DIRECTIONS
Extract every entry word for word. Skip the pictures.

══ MATERIALS PROVIDED ══

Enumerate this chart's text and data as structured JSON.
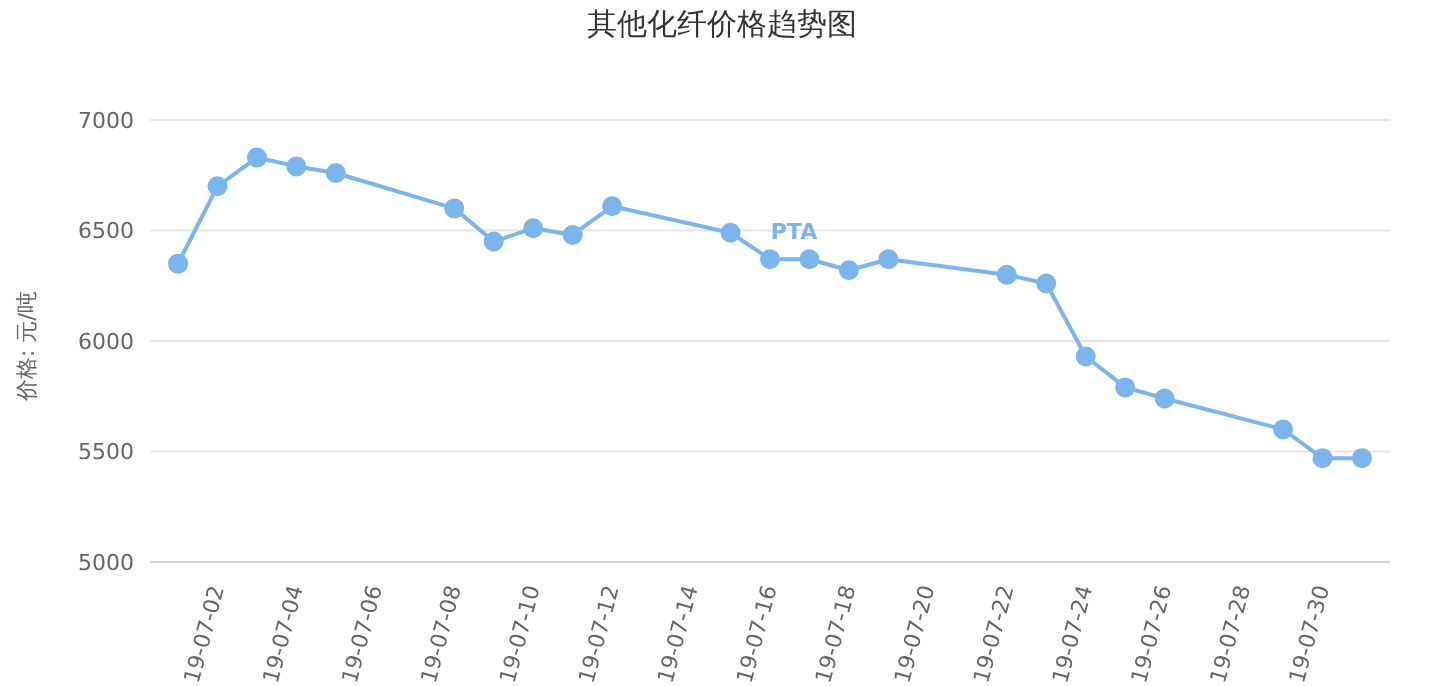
{
  "chart_data": {
    "type": "line",
    "title": "其他化纤价格趋势图",
    "ylabel": "价格: 元/吨",
    "categories": [
      null,
      "19-07-02",
      null,
      "19-07-04",
      null,
      "19-07-06",
      null,
      "19-07-08",
      null,
      "19-07-10",
      null,
      "19-07-12",
      null,
      "19-07-14",
      null,
      "19-07-16",
      null,
      "19-07-18",
      null,
      "19-07-20",
      null,
      "19-07-22",
      null,
      "19-07-24",
      null,
      "19-07-26",
      null,
      "19-07-28",
      null,
      "19-07-30",
      null
    ],
    "series": [
      {
        "name": "PTA",
        "color": "#7cb5ec",
        "values": [
          6350,
          6700,
          6830,
          6790,
          6760,
          null,
          null,
          6600,
          6450,
          6510,
          6480,
          6610,
          null,
          null,
          6490,
          6370,
          6370,
          6320,
          6370,
          null,
          null,
          6300,
          6260,
          5930,
          5790,
          5740,
          null,
          null,
          5600,
          5470,
          5470
        ]
      }
    ],
    "ylim": [
      5000,
      7000
    ],
    "yticks": [
      5000,
      5500,
      6000,
      6500,
      7000
    ],
    "grid": "y",
    "legend": false,
    "marker": "circle",
    "line_style": "solid"
  }
}
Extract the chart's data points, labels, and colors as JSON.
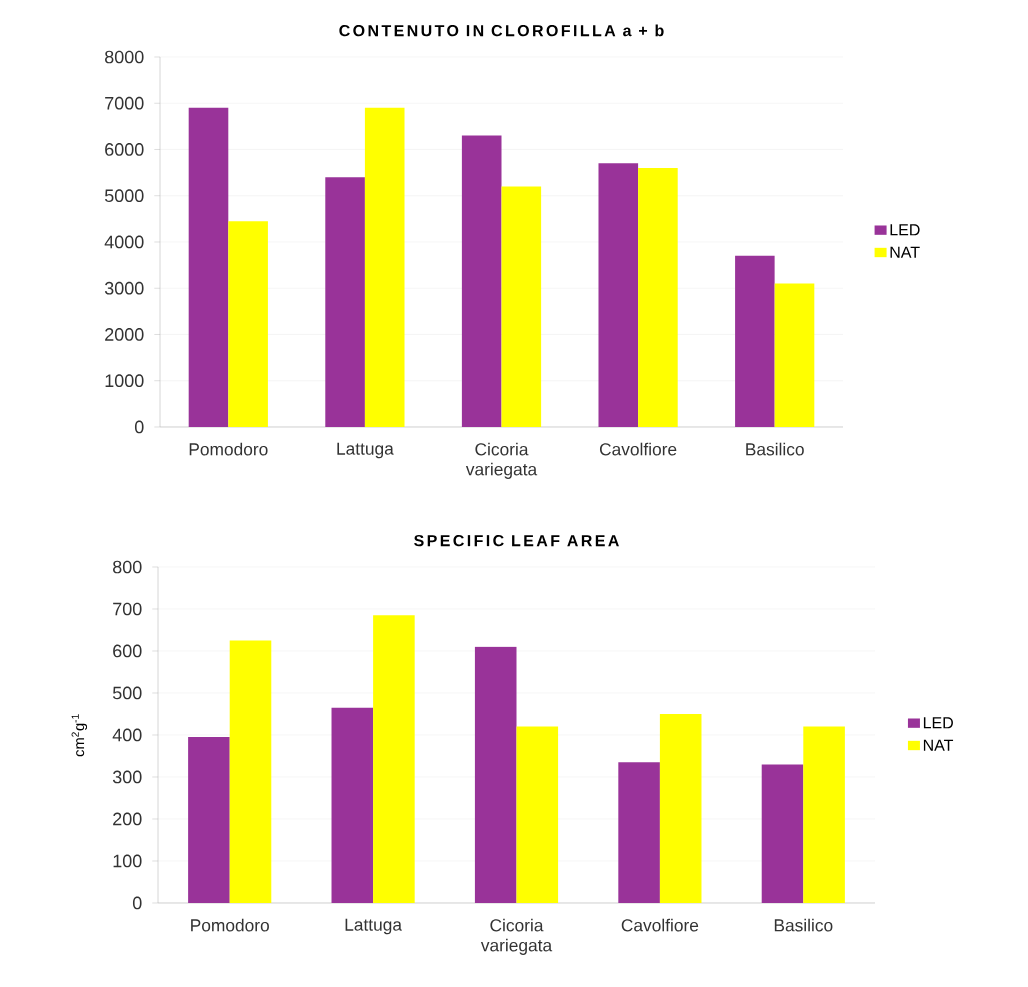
{
  "chart_data": [
    {
      "type": "bar",
      "title": "CONTENUTO IN CLOROFILLA a + b",
      "categories": [
        "Pomodoro",
        "Lattuga",
        "Cicoria variegata",
        "Cavolfiore",
        "Basilico"
      ],
      "series": [
        {
          "name": "LED",
          "color": "#993399",
          "values": [
            6900,
            5400,
            6300,
            5700,
            3700
          ]
        },
        {
          "name": "NAT",
          "color": "#ffff00",
          "values": [
            4450,
            6900,
            5200,
            5600,
            3100
          ]
        }
      ],
      "ylim": [
        0,
        8000
      ],
      "yticks": [
        0,
        1000,
        2000,
        3000,
        4000,
        5000,
        6000,
        7000,
        8000
      ],
      "grid": "y",
      "legend": "right"
    },
    {
      "type": "bar",
      "title": "SPECIFIC LEAF AREA",
      "ylabel": "cm$^{2}$g$^{-1}$",
      "categories": [
        "Pomodoro",
        "Lattuga",
        "Cicoria variegata",
        "Cavolfiore",
        "Basilico"
      ],
      "series": [
        {
          "name": "LED",
          "color": "#993399",
          "values": [
            395,
            465,
            610,
            335,
            330
          ]
        },
        {
          "name": "NAT",
          "color": "#ffff00",
          "values": [
            625,
            685,
            420,
            450,
            420
          ]
        }
      ],
      "ylim": [
        0,
        800
      ],
      "yticks": [
        0,
        100,
        200,
        300,
        400,
        500,
        600,
        700,
        800
      ],
      "grid": "y",
      "legend": "right"
    }
  ]
}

═══

ANSWER TO THIS PROBLEM
Enumerate this chart's text and data as structured JSON.
{
  "chart_data": {
    "type": "line",
    "title": "其他化纤价格趋势图",
    "ylabel": "价格: 元/吨",
    "categories": [
      null,
      "19-07-02",
      null,
      "19-07-04",
      null,
      "19-07-06",
      null,
      "19-07-08",
      null,
      "19-07-10",
      null,
      "19-07-12",
      null,
      "19-07-14",
      null,
      "19-07-16",
      null,
      "19-07-18",
      null,
      "19-07-20",
      null,
      "19-07-22",
      null,
      "19-07-24",
      null,
      "19-07-26",
      null,
      "19-07-28",
      null,
      "19-07-30",
      null
    ],
    "series": [
      {
        "name": "PTA",
        "color": "#7cb5ec",
        "values": [
          6350,
          6700,
          6830,
          6790,
          6760,
          null,
          null,
          6600,
          6450,
          6510,
          6480,
          6610,
          null,
          null,
          6490,
          6370,
          6370,
          6320,
          6370,
          null,
          null,
          6300,
          6260,
          5930,
          5790,
          5740,
          null,
          null,
          5600,
          5470,
          5470
        ]
      }
    ],
    "ylim": [
      5000,
      7000
    ],
    "yticks": [
      5000,
      5500,
      6000,
      6500,
      7000
    ],
    "grid": "y",
    "legend": false,
    "marker": "circle",
    "line_style": "solid"
  }
}
Extract the chart's data points, labels, and colors as JSON.
{
  "chart_data": [
    {
      "type": "bar",
      "title": "CONTENUTO IN CLOROFILLA a + b",
      "categories": [
        "Pomodoro",
        "Lattuga",
        "Cicoria variegata",
        "Cavolfiore",
        "Basilico"
      ],
      "series": [
        {
          "name": "LED",
          "color": "#993399",
          "values": [
            6900,
            5400,
            6300,
            5700,
            3700
          ]
        },
        {
          "name": "NAT",
          "color": "#ffff00",
          "values": [
            4450,
            6900,
            5200,
            5600,
            3100
          ]
        }
      ],
      "ylim": [
        0,
        8000
      ],
      "yticks": [
        0,
        1000,
        2000,
        3000,
        4000,
        5000,
        6000,
        7000,
        8000
      ],
      "grid": "y",
      "legend": "right"
    },
    {
      "type": "bar",
      "title": "SPECIFIC LEAF AREA",
      "ylabel": "cm$^{2}$g$^{-1}$",
      "categories": [
        "Pomodoro",
        "Lattuga",
        "Cicoria variegata",
        "Cavolfiore",
        "Basilico"
      ],
      "series": [
        {
          "name": "LED",
          "color": "#993399",
          "values": [
            395,
            465,
            610,
            335,
            330
          ]
        },
        {
          "name": "NAT",
          "color": "#ffff00",
          "values": [
            625,
            685,
            420,
            450,
            420
          ]
        }
      ],
      "ylim": [
        0,
        800
      ],
      "yticks": [
        0,
        100,
        200,
        300,
        400,
        500,
        600,
        700,
        800
      ],
      "grid": "y",
      "legend": "right"
    }
  ]
}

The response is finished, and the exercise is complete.